* **Goal of the exercise**
Below are the records; reproduce all of them exactly but without any images.

* **Entries supplied**
______

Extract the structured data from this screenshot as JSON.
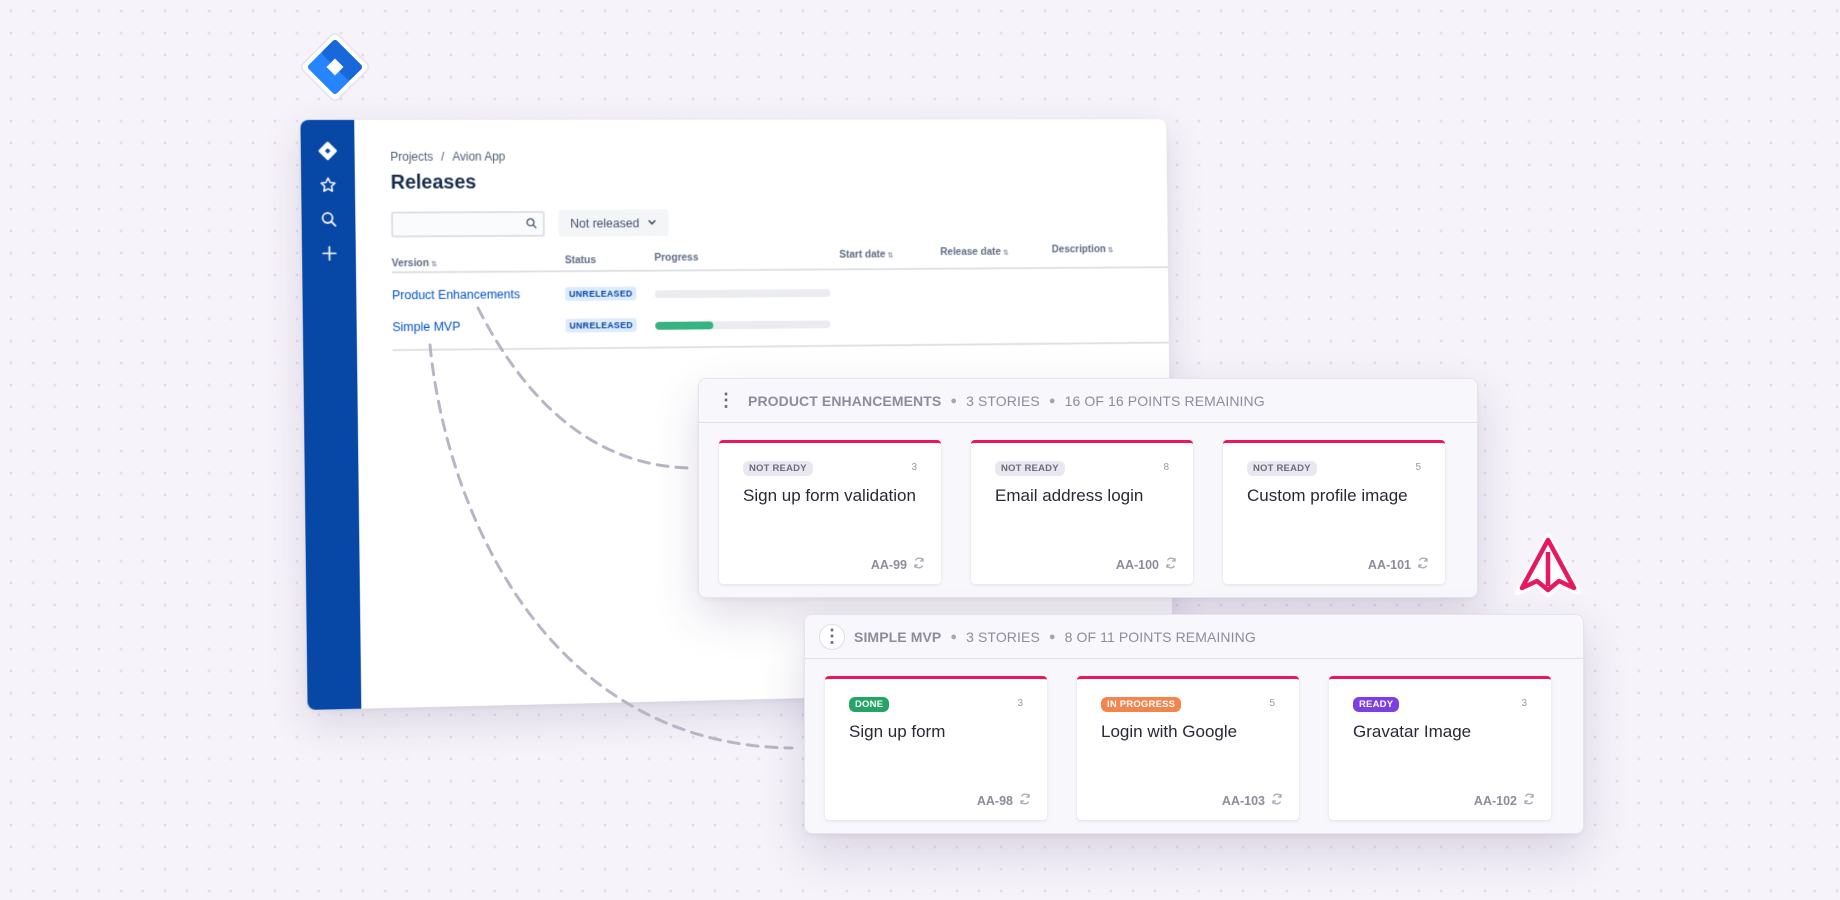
{
  "jira": {
    "sidebar_icons": [
      "jira-logo-icon",
      "star-icon",
      "search-icon",
      "plus-icon"
    ],
    "breadcrumb": {
      "root": "Projects",
      "separator": "/",
      "current": "Avion App"
    },
    "title": "Releases",
    "search": {
      "value": ""
    },
    "status_filter": "Not released",
    "columns": [
      "Version",
      "Status",
      "Progress",
      "Start date",
      "Release date",
      "Description"
    ],
    "releases": [
      {
        "version": "Product Enhancements",
        "status": "UNRELEASED",
        "progress": 0
      },
      {
        "version": "Simple MVP",
        "status": "UNRELEASED",
        "progress": 0.33
      }
    ]
  },
  "avion": {
    "panels": [
      {
        "name": "PRODUCT ENHANCEMENTS",
        "stories": "3 STORIES",
        "points": "16 OF 16 POINTS REMAINING",
        "cards": [
          {
            "tag": "NOT READY",
            "points": "3",
            "title": "Sign up form validation",
            "key": "AA-99"
          },
          {
            "tag": "NOT READY",
            "points": "8",
            "title": "Email address login",
            "key": "AA-100"
          },
          {
            "tag": "NOT READY",
            "points": "5",
            "title": "Custom profile image",
            "key": "AA-101"
          }
        ]
      },
      {
        "name": "SIMPLE MVP",
        "stories": "3 STORIES",
        "points": "8 OF 11 POINTS REMAINING",
        "cards": [
          {
            "tag": "DONE",
            "points": "3",
            "title": "Sign up form",
            "key": "AA-98"
          },
          {
            "tag": "IN PROGRESS",
            "points": "5",
            "title": "Login with Google",
            "key": "AA-103"
          },
          {
            "tag": "READY",
            "points": "3",
            "title": "Gravatar Image",
            "key": "AA-102"
          }
        ]
      }
    ]
  },
  "colors": {
    "jira_blue": "#0747a6",
    "link_blue": "#0052cc",
    "progress_green": "#36b37e",
    "avion_pink": "#e8185f",
    "done_green": "#22a565",
    "in_progress_orange": "#f2854e",
    "ready_purple": "#7b3fe4"
  }
}
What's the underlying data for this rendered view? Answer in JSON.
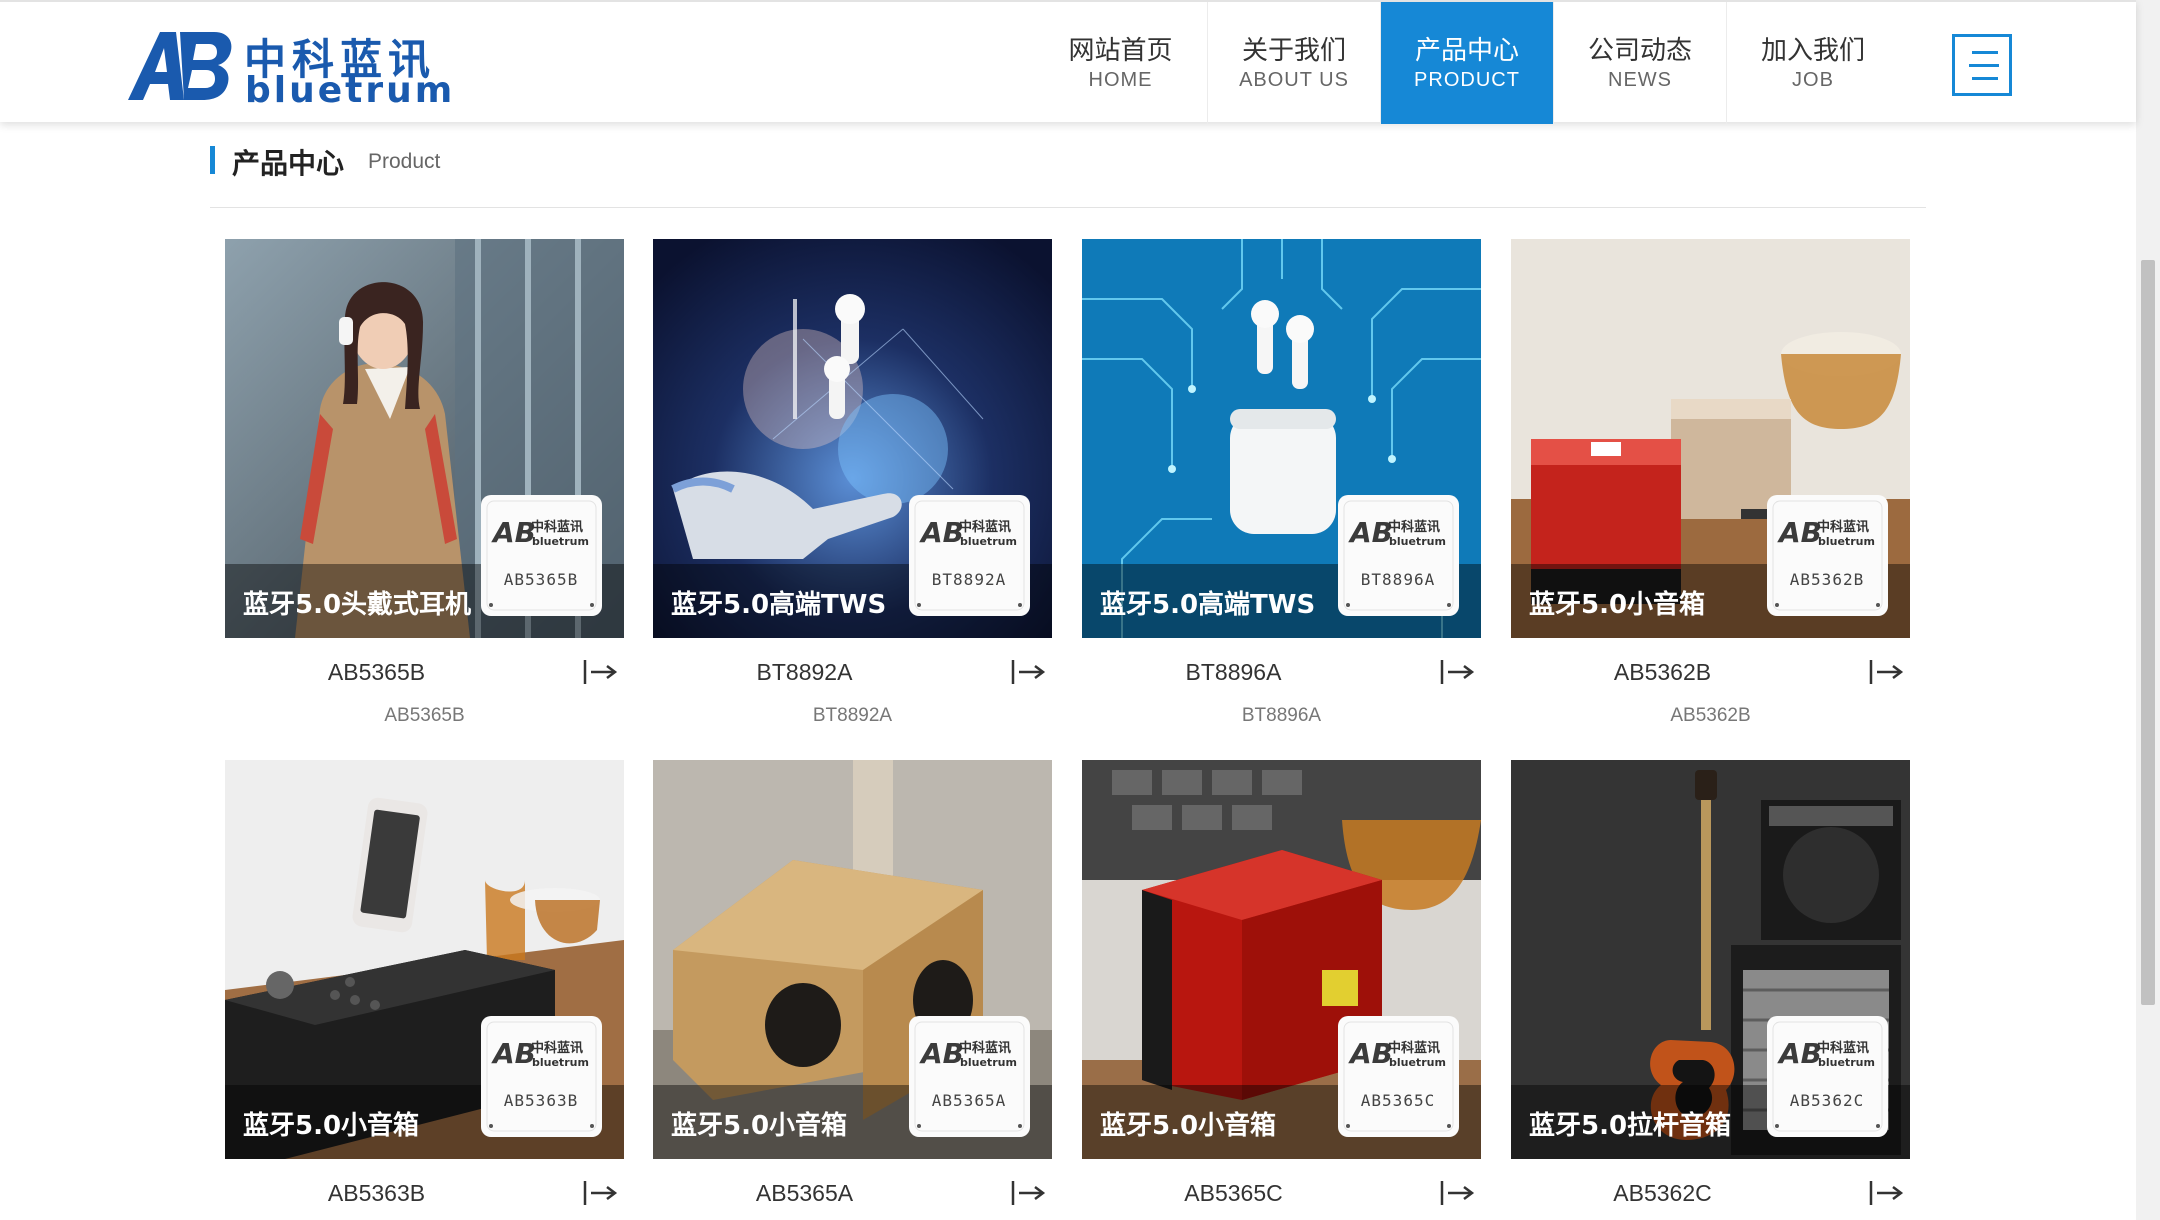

______

* **Response to this exercise**
Extract the structured data from this screenshot as JSON.
{
  "jira": {
    "sidebar_icons": [
      "jira-logo-icon",
      "star-icon",
      "search-icon",
      "plus-icon"
    ],
    "breadcrumb": {
      "root": "Projects",
      "separator": "/",
      "current": "Avion App"
    },
    "title": "Releases",
    "search": {
      "value": ""
    },
    "status_filter": "Not released",
    "columns": [
      "Version",
      "Status",
      "Progress",
      "Start date",
      "Release date",
      "Description"
    ],
    "releases": [
      {
        "version": "Product Enhancements",
        "status": "UNRELEASED",
        "progress": 0
      },
      {
        "version": "Simple MVP",
        "status": "UNRELEASED",
        "progress": 0.33
      }
    ]
  },
  "avion": {
    "panels": [
      {
        "name": "PRODUCT ENHANCEMENTS",
        "stories": "3 STORIES",
        "points": "16 OF 16 POINTS REMAINING",
        "cards": [
          {
            "tag": "NOT READY",
            "points": "3",
            "title": "Sign up form validation",
            "key": "AA-99"
          },
          {
            "tag": "NOT READY",
            "points": "8",
            "title": "Email address login",
            "key": "AA-100"
          },
          {
            "tag": "NOT READY",
            "points": "5",
            "title": "Custom profile image",
            "key": "AA-101"
          }
        ]
      },
      {
        "name": "SIMPLE MVP",
        "stories": "3 STORIES",
        "points": "8 OF 11 POINTS REMAINING",
        "cards": [
          {
            "tag": "DONE",
            "points": "3",
            "title": "Sign up form",
            "key": "AA-98"
          },
          {
            "tag": "IN PROGRESS",
            "points": "5",
            "title": "Login with Google",
            "key": "AA-103"
          },
          {
            "tag": "READY",
            "points": "3",
            "title": "Gravatar Image",
            "key": "AA-102"
          }
        ]
      }
    ]
  },
  "colors": {
    "jira_blue": "#0747a6",
    "link_blue": "#0052cc",
    "progress_green": "#36b37e",
    "avion_pink": "#e8185f",
    "done_green": "#22a565",
    "in_progress_orange": "#f2854e",
    "ready_purple": "#7b3fe4"
  }
}
What's the underlying data for this rendered view? Answer in JSON.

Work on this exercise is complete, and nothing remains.